» **Given instruction**
State the number of lines that contain the word "when", and add nothing else.

Saved data entries:
○ ○ ○ ○

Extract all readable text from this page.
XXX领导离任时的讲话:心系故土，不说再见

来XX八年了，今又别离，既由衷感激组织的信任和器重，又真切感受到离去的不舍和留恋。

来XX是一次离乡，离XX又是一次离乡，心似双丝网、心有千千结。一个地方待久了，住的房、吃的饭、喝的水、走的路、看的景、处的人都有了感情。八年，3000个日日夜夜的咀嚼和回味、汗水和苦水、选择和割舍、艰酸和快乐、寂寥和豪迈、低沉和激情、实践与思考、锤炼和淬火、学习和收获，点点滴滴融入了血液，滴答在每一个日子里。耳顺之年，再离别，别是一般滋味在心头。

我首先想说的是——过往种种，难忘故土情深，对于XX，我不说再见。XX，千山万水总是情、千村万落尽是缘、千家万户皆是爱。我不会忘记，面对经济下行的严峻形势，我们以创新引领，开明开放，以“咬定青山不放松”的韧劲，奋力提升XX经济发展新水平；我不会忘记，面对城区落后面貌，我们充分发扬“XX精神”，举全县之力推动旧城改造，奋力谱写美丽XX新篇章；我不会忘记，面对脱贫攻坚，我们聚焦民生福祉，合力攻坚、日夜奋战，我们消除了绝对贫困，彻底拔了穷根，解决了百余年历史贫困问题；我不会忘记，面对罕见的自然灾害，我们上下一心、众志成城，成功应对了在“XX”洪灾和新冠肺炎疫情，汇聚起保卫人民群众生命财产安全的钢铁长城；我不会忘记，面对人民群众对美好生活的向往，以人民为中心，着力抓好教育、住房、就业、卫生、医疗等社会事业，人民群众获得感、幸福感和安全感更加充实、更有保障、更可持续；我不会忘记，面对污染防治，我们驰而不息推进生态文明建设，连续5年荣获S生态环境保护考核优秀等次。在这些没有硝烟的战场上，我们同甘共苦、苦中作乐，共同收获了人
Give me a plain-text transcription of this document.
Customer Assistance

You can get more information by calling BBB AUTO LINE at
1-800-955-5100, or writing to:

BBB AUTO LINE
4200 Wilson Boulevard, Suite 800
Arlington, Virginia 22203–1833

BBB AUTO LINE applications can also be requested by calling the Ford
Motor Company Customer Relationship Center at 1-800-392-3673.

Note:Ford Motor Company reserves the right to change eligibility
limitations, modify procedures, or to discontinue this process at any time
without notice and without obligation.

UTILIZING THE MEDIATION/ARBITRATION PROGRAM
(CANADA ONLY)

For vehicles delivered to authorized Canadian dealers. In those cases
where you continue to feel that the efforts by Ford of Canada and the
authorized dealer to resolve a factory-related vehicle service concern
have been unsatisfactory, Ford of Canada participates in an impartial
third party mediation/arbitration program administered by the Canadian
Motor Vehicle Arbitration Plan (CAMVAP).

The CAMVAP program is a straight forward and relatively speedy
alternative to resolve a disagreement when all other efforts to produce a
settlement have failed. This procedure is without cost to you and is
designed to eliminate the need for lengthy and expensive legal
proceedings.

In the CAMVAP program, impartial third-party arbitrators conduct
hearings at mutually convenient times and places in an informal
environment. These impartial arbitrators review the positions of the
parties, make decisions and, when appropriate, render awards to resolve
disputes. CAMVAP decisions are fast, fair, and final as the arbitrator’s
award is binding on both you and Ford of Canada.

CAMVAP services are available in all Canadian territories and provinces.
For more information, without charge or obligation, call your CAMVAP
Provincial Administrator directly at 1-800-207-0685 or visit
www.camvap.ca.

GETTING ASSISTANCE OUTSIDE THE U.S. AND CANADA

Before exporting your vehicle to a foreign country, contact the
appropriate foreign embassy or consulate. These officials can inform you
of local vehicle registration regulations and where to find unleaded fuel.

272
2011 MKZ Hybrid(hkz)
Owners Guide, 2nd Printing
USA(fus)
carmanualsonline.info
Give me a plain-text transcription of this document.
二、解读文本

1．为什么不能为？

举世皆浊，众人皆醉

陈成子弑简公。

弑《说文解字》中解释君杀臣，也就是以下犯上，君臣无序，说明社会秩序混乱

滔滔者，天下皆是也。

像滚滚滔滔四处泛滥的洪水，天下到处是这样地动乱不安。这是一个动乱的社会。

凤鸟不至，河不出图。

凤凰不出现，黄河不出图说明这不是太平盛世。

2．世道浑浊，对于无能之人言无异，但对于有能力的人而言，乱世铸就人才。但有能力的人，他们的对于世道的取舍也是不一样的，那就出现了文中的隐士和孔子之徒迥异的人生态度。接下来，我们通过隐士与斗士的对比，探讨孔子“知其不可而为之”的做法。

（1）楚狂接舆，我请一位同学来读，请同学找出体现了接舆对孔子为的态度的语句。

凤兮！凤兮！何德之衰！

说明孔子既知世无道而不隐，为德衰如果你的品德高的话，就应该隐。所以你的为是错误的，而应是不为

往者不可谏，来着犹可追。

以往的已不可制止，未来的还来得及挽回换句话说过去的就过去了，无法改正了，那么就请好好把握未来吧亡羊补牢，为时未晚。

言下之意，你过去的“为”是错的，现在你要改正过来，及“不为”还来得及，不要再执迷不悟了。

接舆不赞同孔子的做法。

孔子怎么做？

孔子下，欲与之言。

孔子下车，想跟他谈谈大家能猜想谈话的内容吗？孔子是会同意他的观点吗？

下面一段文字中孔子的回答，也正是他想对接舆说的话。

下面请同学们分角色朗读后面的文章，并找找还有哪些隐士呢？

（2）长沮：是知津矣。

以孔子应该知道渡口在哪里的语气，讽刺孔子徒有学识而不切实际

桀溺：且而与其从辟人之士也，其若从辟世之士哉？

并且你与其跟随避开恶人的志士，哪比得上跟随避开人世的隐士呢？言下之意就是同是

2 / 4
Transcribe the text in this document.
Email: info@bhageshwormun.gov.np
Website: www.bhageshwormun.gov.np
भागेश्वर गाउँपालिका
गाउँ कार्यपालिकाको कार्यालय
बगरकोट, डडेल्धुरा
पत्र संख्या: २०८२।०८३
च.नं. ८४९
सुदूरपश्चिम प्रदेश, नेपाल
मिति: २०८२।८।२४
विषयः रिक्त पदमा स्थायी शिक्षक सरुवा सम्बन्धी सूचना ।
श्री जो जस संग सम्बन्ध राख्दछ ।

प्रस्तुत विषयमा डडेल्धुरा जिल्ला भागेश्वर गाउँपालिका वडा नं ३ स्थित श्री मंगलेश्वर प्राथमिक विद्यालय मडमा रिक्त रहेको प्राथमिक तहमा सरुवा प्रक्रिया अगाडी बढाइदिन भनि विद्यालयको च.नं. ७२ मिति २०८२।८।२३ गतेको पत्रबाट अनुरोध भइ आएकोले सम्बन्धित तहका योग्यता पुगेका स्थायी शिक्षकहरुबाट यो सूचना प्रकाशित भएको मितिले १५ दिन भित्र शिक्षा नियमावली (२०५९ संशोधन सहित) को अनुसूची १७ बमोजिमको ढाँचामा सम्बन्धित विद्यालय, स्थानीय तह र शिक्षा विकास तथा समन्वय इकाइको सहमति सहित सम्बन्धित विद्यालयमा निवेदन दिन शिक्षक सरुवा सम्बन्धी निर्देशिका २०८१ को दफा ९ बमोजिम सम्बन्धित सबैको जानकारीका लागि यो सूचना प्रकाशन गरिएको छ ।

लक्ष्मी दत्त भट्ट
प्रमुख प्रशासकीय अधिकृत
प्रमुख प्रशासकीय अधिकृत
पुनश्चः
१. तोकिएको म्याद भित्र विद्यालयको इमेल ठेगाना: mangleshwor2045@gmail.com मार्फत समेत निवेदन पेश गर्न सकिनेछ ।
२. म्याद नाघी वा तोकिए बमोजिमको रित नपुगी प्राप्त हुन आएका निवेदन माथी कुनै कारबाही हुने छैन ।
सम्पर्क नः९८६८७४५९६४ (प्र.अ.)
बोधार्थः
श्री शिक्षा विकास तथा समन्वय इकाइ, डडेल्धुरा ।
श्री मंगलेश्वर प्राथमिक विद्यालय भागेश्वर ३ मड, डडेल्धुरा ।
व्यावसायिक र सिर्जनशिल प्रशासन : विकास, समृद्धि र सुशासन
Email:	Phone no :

○ ○ ○ ○

» **Solution to this exercise**
2